Data items:
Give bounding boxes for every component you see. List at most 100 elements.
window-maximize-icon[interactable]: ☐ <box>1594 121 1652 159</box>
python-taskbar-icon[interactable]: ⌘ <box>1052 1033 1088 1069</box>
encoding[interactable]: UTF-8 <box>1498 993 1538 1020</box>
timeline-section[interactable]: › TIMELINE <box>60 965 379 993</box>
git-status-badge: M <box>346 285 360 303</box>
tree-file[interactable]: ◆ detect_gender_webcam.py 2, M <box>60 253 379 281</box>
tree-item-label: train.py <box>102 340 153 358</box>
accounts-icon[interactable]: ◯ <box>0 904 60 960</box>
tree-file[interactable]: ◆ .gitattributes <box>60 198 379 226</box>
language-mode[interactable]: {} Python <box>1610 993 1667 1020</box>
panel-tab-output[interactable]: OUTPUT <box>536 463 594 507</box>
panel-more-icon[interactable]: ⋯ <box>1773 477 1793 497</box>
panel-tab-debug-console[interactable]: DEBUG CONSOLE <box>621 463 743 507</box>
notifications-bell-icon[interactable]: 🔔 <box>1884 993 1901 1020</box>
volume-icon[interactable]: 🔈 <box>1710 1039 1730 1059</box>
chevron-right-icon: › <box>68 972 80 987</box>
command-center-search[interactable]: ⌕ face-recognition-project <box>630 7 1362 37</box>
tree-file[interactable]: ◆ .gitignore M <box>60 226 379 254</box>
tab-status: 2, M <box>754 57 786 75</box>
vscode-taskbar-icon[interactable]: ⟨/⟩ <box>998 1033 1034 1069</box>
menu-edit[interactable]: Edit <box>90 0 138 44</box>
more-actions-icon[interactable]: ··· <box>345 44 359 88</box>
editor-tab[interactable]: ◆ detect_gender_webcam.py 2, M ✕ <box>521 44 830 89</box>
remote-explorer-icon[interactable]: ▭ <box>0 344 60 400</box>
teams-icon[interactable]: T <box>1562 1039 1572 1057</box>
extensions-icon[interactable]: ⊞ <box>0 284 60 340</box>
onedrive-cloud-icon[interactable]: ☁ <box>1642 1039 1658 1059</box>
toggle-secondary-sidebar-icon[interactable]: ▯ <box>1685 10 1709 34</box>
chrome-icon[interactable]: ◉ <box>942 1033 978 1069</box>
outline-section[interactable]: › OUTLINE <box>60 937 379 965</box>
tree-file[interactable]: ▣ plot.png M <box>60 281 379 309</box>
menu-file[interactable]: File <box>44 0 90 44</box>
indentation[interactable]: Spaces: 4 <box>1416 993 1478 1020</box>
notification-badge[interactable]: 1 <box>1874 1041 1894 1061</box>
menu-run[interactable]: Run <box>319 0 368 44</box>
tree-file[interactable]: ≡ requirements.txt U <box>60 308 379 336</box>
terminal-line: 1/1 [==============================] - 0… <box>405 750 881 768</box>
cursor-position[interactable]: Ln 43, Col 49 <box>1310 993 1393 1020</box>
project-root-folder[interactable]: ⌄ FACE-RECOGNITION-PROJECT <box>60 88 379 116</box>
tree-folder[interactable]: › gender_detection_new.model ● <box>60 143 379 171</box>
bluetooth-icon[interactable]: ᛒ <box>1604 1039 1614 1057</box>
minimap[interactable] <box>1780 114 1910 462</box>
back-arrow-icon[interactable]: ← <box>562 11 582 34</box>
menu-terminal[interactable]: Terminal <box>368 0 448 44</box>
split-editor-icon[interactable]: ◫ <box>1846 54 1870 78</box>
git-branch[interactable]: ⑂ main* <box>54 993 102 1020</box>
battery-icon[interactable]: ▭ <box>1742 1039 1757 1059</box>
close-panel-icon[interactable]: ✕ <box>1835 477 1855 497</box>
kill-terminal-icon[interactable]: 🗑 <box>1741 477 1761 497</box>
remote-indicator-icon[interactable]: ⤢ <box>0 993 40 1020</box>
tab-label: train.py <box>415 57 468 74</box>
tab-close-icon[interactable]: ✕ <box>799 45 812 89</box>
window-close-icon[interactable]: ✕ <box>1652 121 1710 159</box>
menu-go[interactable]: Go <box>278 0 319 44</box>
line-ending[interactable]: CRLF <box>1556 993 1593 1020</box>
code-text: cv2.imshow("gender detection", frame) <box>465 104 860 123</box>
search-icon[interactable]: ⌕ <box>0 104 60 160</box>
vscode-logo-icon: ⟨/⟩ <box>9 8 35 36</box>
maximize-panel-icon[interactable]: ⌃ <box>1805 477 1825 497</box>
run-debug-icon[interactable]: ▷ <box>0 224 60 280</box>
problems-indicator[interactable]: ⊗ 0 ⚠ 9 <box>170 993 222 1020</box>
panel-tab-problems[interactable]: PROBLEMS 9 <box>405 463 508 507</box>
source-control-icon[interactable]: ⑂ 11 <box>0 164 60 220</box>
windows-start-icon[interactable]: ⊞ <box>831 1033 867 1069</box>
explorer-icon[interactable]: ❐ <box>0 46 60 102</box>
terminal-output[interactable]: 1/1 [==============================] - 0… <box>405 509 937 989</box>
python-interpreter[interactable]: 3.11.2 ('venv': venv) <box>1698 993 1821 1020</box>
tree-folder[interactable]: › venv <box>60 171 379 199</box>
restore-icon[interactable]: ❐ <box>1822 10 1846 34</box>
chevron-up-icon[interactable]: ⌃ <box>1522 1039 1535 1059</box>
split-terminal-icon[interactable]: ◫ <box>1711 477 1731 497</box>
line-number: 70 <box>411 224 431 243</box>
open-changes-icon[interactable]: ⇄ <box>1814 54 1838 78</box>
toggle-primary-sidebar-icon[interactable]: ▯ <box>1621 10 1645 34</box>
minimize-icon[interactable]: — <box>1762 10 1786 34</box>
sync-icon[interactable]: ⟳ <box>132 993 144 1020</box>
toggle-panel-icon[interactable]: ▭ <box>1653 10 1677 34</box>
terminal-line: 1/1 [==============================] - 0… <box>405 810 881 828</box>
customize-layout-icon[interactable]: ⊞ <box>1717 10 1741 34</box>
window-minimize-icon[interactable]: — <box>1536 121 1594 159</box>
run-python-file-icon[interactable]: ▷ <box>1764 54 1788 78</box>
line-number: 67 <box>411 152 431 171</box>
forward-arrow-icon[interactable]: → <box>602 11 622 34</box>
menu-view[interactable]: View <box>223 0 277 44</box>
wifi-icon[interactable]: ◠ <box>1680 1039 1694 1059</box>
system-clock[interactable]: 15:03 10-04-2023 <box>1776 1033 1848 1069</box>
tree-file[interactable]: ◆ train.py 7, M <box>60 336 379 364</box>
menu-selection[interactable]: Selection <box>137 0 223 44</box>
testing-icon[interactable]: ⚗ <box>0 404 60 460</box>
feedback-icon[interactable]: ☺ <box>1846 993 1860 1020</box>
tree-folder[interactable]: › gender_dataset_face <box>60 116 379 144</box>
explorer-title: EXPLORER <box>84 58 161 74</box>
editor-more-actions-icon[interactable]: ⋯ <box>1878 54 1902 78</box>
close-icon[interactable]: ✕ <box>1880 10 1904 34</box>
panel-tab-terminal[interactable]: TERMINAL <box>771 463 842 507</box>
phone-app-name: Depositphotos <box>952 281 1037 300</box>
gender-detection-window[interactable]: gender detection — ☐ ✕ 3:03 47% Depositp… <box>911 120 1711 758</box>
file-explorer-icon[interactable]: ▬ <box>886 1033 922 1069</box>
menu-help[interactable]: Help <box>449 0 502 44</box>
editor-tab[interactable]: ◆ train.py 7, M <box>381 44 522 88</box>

**The request:**
Copy out every row above verbatim, line by line.

**Response to the exercise:**
Give bounding boxes for every component you see. List at most 100 elements.
window-maximize-icon[interactable]: ☐ <box>1594 121 1652 159</box>
python-taskbar-icon[interactable]: ⌘ <box>1052 1033 1088 1069</box>
encoding[interactable]: UTF-8 <box>1498 993 1538 1020</box>
timeline-section[interactable]: › TIMELINE <box>60 965 379 993</box>
git-status-badge: M <box>346 285 360 303</box>
tree-file[interactable]: ◆ detect_gender_webcam.py 2, M <box>60 253 379 281</box>
tree-item-label: train.py <box>102 340 153 358</box>
accounts-icon[interactable]: ◯ <box>0 904 60 960</box>
tree-file[interactable]: ◆ .gitattributes <box>60 198 379 226</box>
language-mode[interactable]: {} Python <box>1610 993 1667 1020</box>
panel-tab-output[interactable]: OUTPUT <box>536 463 594 507</box>
panel-more-icon[interactable]: ⋯ <box>1773 477 1793 497</box>
panel-tab-debug-console[interactable]: DEBUG CONSOLE <box>621 463 743 507</box>
notifications-bell-icon[interactable]: 🔔 <box>1884 993 1901 1020</box>
volume-icon[interactable]: 🔈 <box>1710 1039 1730 1059</box>
chevron-right-icon: › <box>68 972 80 987</box>
command-center-search[interactable]: ⌕ face-recognition-project <box>630 7 1362 37</box>
tree-file[interactable]: ◆ .gitignore M <box>60 226 379 254</box>
tab-status: 2, M <box>754 57 786 75</box>
vscode-taskbar-icon[interactable]: ⟨/⟩ <box>998 1033 1034 1069</box>
menu-edit[interactable]: Edit <box>90 0 138 44</box>
more-actions-icon[interactable]: ··· <box>345 44 359 88</box>
editor-tab[interactable]: ◆ detect_gender_webcam.py 2, M ✕ <box>521 44 830 89</box>
remote-explorer-icon[interactable]: ▭ <box>0 344 60 400</box>
teams-icon[interactable]: T <box>1562 1039 1572 1057</box>
extensions-icon[interactable]: ⊞ <box>0 284 60 340</box>
onedrive-cloud-icon[interactable]: ☁ <box>1642 1039 1658 1059</box>
toggle-secondary-sidebar-icon[interactable]: ▯ <box>1685 10 1709 34</box>
chrome-icon[interactable]: ◉ <box>942 1033 978 1069</box>
outline-section[interactable]: › OUTLINE <box>60 937 379 965</box>
tree-file[interactable]: ▣ plot.png M <box>60 281 379 309</box>
menu-file[interactable]: File <box>44 0 90 44</box>
indentation[interactable]: Spaces: 4 <box>1416 993 1478 1020</box>
notification-badge[interactable]: 1 <box>1874 1041 1894 1061</box>
menu-run[interactable]: Run <box>319 0 368 44</box>
tree-file[interactable]: ≡ requirements.txt U <box>60 308 379 336</box>
terminal-line: 1/1 [==============================] - 0… <box>405 750 881 768</box>
cursor-position[interactable]: Ln 43, Col 49 <box>1310 993 1393 1020</box>
project-root-folder[interactable]: ⌄ FACE-RECOGNITION-PROJECT <box>60 88 379 116</box>
tree-folder[interactable]: › gender_detection_new.model ● <box>60 143 379 171</box>
bluetooth-icon[interactable]: ᛒ <box>1604 1039 1614 1057</box>
minimap[interactable] <box>1780 114 1910 462</box>
back-arrow-icon[interactable]: ← <box>562 11 582 34</box>
menu-terminal[interactable]: Terminal <box>368 0 448 44</box>
split-editor-icon[interactable]: ◫ <box>1846 54 1870 78</box>
git-branch[interactable]: ⑂ main* <box>54 993 102 1020</box>
battery-icon[interactable]: ▭ <box>1742 1039 1757 1059</box>
close-panel-icon[interactable]: ✕ <box>1835 477 1855 497</box>
kill-terminal-icon[interactable]: 🗑 <box>1741 477 1761 497</box>
remote-indicator-icon[interactable]: ⤢ <box>0 993 40 1020</box>
tab-label: train.py <box>415 57 468 74</box>
tab-close-icon[interactable]: ✕ <box>799 45 812 89</box>
window-close-icon[interactable]: ✕ <box>1652 121 1710 159</box>
menu-go[interactable]: Go <box>278 0 319 44</box>
line-ending[interactable]: CRLF <box>1556 993 1593 1020</box>
code-text: cv2.imshow("gender detection", frame) <box>465 104 860 123</box>
search-icon[interactable]: ⌕ <box>0 104 60 160</box>
vscode-logo-icon: ⟨/⟩ <box>9 8 35 36</box>
maximize-panel-icon[interactable]: ⌃ <box>1805 477 1825 497</box>
run-debug-icon[interactable]: ▷ <box>0 224 60 280</box>
problems-indicator[interactable]: ⊗ 0 ⚠ 9 <box>170 993 222 1020</box>
panel-tab-problems[interactable]: PROBLEMS 9 <box>405 463 508 507</box>
source-control-icon[interactable]: ⑂ 11 <box>0 164 60 220</box>
windows-start-icon[interactable]: ⊞ <box>831 1033 867 1069</box>
explorer-icon[interactable]: ❐ <box>0 46 60 102</box>
terminal-output[interactable]: 1/1 [==============================] - 0… <box>405 509 937 989</box>
python-interpreter[interactable]: 3.11.2 ('venv': venv) <box>1698 993 1821 1020</box>
tree-folder[interactable]: › venv <box>60 171 379 199</box>
restore-icon[interactable]: ❐ <box>1822 10 1846 34</box>
chevron-up-icon[interactable]: ⌃ <box>1522 1039 1535 1059</box>
split-terminal-icon[interactable]: ◫ <box>1711 477 1731 497</box>
line-number: 70 <box>411 224 431 243</box>
open-changes-icon[interactable]: ⇄ <box>1814 54 1838 78</box>
toggle-primary-sidebar-icon[interactable]: ▯ <box>1621 10 1645 34</box>
minimize-icon[interactable]: — <box>1762 10 1786 34</box>
sync-icon[interactable]: ⟳ <box>132 993 144 1020</box>
toggle-panel-icon[interactable]: ▭ <box>1653 10 1677 34</box>
terminal-line: 1/1 [==============================] - 0… <box>405 810 881 828</box>
customize-layout-icon[interactable]: ⊞ <box>1717 10 1741 34</box>
window-minimize-icon[interactable]: — <box>1536 121 1594 159</box>
run-python-file-icon[interactable]: ▷ <box>1764 54 1788 78</box>
line-number: 67 <box>411 152 431 171</box>
forward-arrow-icon[interactable]: → <box>602 11 622 34</box>
menu-view[interactable]: View <box>223 0 277 44</box>
wifi-icon[interactable]: ◠ <box>1680 1039 1694 1059</box>
system-clock[interactable]: 15:03 10-04-2023 <box>1776 1033 1848 1069</box>
tree-file[interactable]: ◆ train.py 7, M <box>60 336 379 364</box>
menu-selection[interactable]: Selection <box>137 0 223 44</box>
testing-icon[interactable]: ⚗ <box>0 404 60 460</box>
feedback-icon[interactable]: ☺ <box>1846 993 1860 1020</box>
tree-folder[interactable]: › gender_dataset_face <box>60 116 379 144</box>
explorer-title: EXPLORER <box>84 58 161 74</box>
editor-more-actions-icon[interactable]: ⋯ <box>1878 54 1902 78</box>
close-icon[interactable]: ✕ <box>1880 10 1904 34</box>
panel-tab-terminal[interactable]: TERMINAL <box>771 463 842 507</box>
phone-app-name: Depositphotos <box>952 281 1037 300</box>
gender-detection-window[interactable]: gender detection — ☐ ✕ 3:03 47% Depositp… <box>911 120 1711 758</box>
file-explorer-icon[interactable]: ▬ <box>886 1033 922 1069</box>
menu-help[interactable]: Help <box>449 0 502 44</box>
editor-tab[interactable]: ◆ train.py 7, M <box>381 44 522 88</box>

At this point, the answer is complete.